__Required work__. From the essay about an unproductive writing day, extract the passage from "The trouble is" to "the sloping sun." word for word.

---------- Given text ----------

The trouble is that writers always think the answer to everything is in the words. It’s been a whole day and I have produced nothing at all. Not a single word worth saving or repeating. My head is creaky and my mind is entirely exhausted.
I gaze out the window into the summer evening, tiny bits of dust linger suspended and then sift along on the sheer breeze. For some reason the light does not bother me today. It is soft and kind where usually it makes me cringe a little bit. The deep green leaves on my many potted plants are turning toward the sloping sun.
Pouring my wine and swallowing it down like rain water in a dying place, I think about the calmness we each exhibit as the world around us rages and burns. Humans possess an uncanny ability, it’s terribly eerie really, to deny themselves to themselves. We monetize it, strategize it, optimize it. You flick through some social media bullshit. Advertisements. Boats for men and bodies for women. Flashes of a kind of alternate life which doesn’t exist except for in your head. Your head like a screen. Your limp limbs like poetic tragedy. Movies and distractions, sex toys and ‘self care’ as if we knew the self or remembered how to care. Glossy lips the size of grapefruits.
All the while underneath, you can feel the darkness sliding in your veins. Everything is on the brink. Life in all of its various junked-up forms, huddled on the edge of collapse. They say sleep disorders are on the rise. I read about the garden variety traumas. I read about the interworkings of the modern mind. We are research. We are blue clinical and we are aquamarine sterilization. Dressed and pressed and injected against the latest disease.
Another glass of wine and dinner facing the back yard alone. Chain link fenced in quiet dramatization. The trouble about the body is it will betray you when you least expect it. You were supposed to remain cool. You were supposed to extend your gratitude. You were supposed to stay patient and you were supposed to hurry up. But it’s all spinning so far away from you now.
Swallow your food, swallow it all the way down. Kill the bottle and swirl your dumb panic around and around. Gaze across the distance until another day turns from pale to crimson. Do what they tell you not to do but do it in secret. Just don’t let them see the way the invisible crush takes you out.

---------- Supplied entries ----------

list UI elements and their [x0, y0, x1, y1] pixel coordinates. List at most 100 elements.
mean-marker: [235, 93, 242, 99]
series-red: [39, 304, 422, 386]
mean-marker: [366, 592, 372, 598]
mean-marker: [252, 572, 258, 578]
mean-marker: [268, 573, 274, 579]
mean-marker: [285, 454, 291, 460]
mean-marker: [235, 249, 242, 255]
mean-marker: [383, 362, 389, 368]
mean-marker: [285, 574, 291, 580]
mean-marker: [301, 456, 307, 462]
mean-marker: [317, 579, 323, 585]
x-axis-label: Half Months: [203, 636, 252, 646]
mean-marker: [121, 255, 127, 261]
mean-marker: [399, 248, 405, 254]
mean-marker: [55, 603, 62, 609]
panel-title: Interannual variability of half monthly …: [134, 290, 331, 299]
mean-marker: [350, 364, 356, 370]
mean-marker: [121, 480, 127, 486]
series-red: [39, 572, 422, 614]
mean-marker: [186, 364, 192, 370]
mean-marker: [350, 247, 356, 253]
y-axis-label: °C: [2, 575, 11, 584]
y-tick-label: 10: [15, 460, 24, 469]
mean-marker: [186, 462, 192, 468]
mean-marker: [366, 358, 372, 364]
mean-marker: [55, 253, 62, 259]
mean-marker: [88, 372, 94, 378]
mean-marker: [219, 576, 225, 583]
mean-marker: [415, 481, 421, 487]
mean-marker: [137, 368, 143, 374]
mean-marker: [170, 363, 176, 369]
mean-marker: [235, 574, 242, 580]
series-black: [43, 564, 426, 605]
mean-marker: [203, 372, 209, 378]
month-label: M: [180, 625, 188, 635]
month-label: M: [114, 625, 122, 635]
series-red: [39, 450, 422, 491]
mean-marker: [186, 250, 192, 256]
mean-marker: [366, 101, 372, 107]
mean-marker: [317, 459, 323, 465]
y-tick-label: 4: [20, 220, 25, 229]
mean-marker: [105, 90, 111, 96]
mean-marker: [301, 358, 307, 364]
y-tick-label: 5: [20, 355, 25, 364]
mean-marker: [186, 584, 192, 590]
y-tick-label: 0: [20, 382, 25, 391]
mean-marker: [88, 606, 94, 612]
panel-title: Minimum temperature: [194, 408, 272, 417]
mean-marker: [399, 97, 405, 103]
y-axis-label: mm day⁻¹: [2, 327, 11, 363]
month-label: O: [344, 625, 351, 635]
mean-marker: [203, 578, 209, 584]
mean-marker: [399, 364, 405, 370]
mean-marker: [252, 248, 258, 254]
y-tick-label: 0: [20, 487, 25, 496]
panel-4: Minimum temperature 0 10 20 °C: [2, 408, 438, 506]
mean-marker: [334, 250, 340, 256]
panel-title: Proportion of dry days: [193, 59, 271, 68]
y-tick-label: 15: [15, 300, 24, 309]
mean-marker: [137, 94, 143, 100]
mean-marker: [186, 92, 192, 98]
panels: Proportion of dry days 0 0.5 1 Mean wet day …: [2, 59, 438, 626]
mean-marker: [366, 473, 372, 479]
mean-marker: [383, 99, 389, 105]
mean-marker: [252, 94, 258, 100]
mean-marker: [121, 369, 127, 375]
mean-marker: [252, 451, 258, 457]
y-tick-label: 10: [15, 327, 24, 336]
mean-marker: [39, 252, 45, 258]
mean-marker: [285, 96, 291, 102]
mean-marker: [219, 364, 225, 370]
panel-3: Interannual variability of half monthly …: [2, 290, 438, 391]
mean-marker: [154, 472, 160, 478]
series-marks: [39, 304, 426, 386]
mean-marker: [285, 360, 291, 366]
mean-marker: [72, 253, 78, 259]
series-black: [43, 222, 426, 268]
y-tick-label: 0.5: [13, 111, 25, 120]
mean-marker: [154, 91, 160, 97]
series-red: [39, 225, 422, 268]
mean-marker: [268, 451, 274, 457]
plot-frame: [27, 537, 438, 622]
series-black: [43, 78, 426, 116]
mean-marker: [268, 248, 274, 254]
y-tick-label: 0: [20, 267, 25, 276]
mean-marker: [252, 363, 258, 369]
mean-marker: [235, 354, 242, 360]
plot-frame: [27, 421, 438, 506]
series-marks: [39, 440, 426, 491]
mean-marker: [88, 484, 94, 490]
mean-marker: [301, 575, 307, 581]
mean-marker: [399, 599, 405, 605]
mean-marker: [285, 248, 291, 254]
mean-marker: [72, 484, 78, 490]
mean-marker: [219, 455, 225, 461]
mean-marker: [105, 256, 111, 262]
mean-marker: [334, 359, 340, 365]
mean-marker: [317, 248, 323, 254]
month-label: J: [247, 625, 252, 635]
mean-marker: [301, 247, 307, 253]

----------

__Completed exercise__.
The trouble is that writers always think the answer to everything is in the words. It’s been a whole day and I have produced nothing at all. Not a single word worth saving or repeating. My head is creaky and my mind is entirely exhausted.
I gaze out the window into the summer evening, tiny bits of dust linger suspended and then sift along on the sheer breeze. For some reason the light does not bother me today. It is soft and kind where usually it makes me cringe a little bit. The deep green leaves on my many potted plants are turning toward the sloping sun.